Begin Data provided

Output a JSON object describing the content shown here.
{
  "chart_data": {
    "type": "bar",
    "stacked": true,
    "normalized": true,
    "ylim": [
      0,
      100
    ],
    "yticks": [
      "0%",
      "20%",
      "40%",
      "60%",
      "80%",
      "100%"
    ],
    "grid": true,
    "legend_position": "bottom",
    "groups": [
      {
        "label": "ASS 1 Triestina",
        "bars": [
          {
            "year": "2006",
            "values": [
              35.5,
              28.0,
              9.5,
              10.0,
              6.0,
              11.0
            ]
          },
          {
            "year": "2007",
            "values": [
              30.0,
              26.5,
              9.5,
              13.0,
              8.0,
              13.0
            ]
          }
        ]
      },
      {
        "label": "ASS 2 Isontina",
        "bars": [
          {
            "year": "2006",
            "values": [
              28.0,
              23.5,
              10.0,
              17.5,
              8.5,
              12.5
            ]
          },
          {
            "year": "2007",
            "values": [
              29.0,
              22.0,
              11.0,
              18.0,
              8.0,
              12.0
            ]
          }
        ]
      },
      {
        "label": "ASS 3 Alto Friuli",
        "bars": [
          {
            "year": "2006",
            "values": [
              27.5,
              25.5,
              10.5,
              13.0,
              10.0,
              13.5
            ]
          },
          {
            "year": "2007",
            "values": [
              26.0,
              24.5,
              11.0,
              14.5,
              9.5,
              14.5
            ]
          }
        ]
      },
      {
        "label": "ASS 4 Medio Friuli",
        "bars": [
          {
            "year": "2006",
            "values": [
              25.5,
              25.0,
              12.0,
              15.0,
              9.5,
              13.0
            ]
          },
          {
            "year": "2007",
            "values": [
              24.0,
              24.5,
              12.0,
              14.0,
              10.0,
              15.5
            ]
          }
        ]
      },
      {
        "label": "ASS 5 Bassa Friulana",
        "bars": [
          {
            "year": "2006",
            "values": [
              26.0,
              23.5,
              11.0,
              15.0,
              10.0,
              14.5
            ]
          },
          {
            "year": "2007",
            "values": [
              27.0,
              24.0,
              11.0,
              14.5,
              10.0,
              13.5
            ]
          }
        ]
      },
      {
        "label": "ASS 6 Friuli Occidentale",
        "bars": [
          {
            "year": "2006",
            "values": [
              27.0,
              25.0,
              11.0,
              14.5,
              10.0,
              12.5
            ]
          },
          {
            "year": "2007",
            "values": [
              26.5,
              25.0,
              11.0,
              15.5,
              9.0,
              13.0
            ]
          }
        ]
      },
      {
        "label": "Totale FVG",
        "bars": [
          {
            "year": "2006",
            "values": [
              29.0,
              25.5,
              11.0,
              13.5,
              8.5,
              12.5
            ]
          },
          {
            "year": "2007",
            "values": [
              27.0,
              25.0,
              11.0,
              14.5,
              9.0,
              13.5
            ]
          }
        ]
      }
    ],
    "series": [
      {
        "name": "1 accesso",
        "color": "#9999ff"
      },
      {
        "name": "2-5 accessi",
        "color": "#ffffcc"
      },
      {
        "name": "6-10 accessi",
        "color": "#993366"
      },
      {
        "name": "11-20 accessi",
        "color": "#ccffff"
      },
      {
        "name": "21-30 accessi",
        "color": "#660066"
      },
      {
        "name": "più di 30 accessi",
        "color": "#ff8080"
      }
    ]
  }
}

End Data provided

Written request: Repeat each of the entries above precisely as given.

The reply:
Output a JSON object describing the content shown here.
{
  "chart_data": {
    "type": "bar",
    "stacked": true,
    "normalized": true,
    "ylim": [
      0,
      100
    ],
    "yticks": [
      "0%",
      "20%",
      "40%",
      "60%",
      "80%",
      "100%"
    ],
    "grid": true,
    "legend_position": "bottom",
    "groups": [
      {
        "label": "ASS 1 Triestina",
        "bars": [
          {
            "year": "2006",
            "values": [
              35.5,
              28.0,
              9.5,
              10.0,
              6.0,
              11.0
            ]
          },
          {
            "year": "2007",
            "values": [
              30.0,
              26.5,
              9.5,
              13.0,
              8.0,
              13.0
            ]
          }
        ]
      },
      {
        "label": "ASS 2 Isontina",
        "bars": [
          {
            "year": "2006",
            "values": [
              28.0,
              23.5,
              10.0,
              17.5,
              8.5,
              12.5
            ]
          },
          {
            "year": "2007",
            "values": [
              29.0,
              22.0,
              11.0,
              18.0,
              8.0,
              12.0
            ]
          }
        ]
      },
      {
        "label": "ASS 3 Alto Friuli",
        "bars": [
          {
            "year": "2006",
            "values": [
              27.5,
              25.5,
              10.5,
              13.0,
              10.0,
              13.5
            ]
          },
          {
            "year": "2007",
            "values": [
              26.0,
              24.5,
              11.0,
              14.5,
              9.5,
              14.5
            ]
          }
        ]
      },
      {
        "label": "ASS 4 Medio Friuli",
        "bars": [
          {
            "year": "2006",
            "values": [
              25.5,
              25.0,
              12.0,
              15.0,
              9.5,
              13.0
            ]
          },
          {
            "year": "2007",
            "values": [
              24.0,
              24.5,
              12.0,
              14.0,
              10.0,
              15.5
            ]
          }
        ]
      },
      {
        "label": "ASS 5 Bassa Friulana",
        "bars": [
          {
            "year": "2006",
            "values": [
              26.0,
              23.5,
              11.0,
              15.0,
              10.0,
              14.5
            ]
          },
          {
            "year": "2007",
            "values": [
              27.0,
              24.0,
              11.0,
              14.5,
              10.0,
              13.5
            ]
          }
        ]
      },
      {
        "label": "ASS 6 Friuli Occidentale",
        "bars": [
          {
            "year": "2006",
            "values": [
              27.0,
              25.0,
              11.0,
              14.5,
              10.0,
              12.5
            ]
          },
          {
            "year": "2007",
            "values": [
              26.5,
              25.0,
              11.0,
              15.5,
              9.0,
              13.0
            ]
          }
        ]
      },
      {
        "label": "Totale FVG",
        "bars": [
          {
            "year": "2006",
            "values": [
              29.0,
              25.5,
              11.0,
              13.5,
              8.5,
              12.5
            ]
          },
          {
            "year": "2007",
            "values": [
              27.0,
              25.0,
              11.0,
              14.5,
              9.0,
              13.5
            ]
          }
        ]
      }
    ],
    "series": [
      {
        "name": "1 accesso",
        "color": "#9999ff"
      },
      {
        "name": "2-5 accessi",
        "color": "#ffffcc"
      },
      {
        "name": "6-10 accessi",
        "color": "#993366"
      },
      {
        "name": "11-20 accessi",
        "color": "#ccffff"
      },
      {
        "name": "21-30 accessi",
        "color": "#660066"
      },
      {
        "name": "più di 30 accessi",
        "color": "#ff8080"
      }
    ]
  }
}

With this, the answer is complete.